Task details
Which lines of the records contain "color"? Collect every one of them.

— begin —

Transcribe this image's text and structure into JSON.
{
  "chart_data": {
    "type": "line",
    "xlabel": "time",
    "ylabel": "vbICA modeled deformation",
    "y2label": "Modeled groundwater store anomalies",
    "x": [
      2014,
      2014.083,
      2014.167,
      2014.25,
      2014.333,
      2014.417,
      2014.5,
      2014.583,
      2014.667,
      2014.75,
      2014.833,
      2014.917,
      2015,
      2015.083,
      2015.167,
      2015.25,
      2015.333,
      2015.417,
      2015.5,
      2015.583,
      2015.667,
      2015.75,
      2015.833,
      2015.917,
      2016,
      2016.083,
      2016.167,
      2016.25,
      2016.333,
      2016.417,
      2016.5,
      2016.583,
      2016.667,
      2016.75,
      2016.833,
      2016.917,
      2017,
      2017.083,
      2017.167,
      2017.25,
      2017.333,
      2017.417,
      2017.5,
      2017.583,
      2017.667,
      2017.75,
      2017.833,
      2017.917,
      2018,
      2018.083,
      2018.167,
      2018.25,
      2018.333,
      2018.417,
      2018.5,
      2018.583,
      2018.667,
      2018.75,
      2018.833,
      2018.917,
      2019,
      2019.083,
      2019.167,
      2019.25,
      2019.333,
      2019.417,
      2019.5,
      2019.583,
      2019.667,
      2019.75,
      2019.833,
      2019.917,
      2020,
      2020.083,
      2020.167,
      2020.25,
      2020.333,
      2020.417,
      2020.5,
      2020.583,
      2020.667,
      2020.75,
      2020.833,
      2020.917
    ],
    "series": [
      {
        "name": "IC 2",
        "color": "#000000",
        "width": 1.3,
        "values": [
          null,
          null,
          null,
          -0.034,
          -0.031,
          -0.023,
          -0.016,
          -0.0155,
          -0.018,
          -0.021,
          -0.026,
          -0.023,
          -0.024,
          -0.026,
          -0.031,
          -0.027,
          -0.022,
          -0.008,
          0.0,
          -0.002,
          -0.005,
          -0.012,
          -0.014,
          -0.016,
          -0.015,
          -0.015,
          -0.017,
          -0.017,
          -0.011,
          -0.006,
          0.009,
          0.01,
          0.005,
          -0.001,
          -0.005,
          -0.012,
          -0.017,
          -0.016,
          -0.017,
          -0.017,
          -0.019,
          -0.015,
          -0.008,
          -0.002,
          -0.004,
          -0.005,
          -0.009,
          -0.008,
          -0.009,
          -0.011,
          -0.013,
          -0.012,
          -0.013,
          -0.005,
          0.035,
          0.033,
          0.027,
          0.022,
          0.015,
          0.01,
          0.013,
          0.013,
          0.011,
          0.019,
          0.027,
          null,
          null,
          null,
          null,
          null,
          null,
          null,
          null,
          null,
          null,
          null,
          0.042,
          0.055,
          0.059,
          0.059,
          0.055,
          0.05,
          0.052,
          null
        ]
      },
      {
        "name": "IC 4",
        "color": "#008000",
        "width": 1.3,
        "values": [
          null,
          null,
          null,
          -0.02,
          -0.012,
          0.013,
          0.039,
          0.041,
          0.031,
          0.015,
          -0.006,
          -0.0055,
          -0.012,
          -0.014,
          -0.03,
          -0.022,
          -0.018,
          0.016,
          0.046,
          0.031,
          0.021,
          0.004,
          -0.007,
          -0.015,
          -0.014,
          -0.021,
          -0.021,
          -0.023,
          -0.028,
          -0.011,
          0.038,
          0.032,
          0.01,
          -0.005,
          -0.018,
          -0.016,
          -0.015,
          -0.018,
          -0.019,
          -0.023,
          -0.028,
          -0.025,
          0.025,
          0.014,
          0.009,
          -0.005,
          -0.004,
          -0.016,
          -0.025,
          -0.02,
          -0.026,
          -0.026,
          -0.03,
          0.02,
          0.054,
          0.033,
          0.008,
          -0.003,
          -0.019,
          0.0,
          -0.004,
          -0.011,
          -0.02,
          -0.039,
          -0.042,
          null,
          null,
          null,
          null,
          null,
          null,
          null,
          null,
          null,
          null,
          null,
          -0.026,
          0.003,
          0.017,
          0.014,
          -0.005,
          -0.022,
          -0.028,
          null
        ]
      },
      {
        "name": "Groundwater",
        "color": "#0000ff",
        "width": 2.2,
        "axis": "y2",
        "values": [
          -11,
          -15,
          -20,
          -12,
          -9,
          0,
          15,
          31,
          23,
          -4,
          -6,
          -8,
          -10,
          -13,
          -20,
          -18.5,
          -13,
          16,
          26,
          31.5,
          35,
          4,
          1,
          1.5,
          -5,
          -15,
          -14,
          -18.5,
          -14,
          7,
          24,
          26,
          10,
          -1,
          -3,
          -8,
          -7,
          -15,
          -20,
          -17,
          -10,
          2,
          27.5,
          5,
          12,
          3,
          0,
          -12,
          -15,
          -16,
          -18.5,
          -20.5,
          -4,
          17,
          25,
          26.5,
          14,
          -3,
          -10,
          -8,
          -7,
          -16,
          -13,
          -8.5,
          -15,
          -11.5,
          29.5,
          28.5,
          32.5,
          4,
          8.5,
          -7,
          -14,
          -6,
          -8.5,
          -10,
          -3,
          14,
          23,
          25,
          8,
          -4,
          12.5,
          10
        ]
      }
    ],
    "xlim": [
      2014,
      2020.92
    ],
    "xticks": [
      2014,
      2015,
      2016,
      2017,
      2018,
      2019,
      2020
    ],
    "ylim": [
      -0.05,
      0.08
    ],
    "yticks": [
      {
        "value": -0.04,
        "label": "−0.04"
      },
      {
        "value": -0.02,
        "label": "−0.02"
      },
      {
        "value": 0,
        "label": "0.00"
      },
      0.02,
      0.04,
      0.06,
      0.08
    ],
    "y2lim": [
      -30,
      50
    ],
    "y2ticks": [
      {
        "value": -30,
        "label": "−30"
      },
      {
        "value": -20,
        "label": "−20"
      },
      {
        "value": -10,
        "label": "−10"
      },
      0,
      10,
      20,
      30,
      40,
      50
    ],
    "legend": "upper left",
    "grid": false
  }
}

— end —

Reply to the exercise
        "color": "#000000",
        "color": "#008000",
        "color": "#0000ff",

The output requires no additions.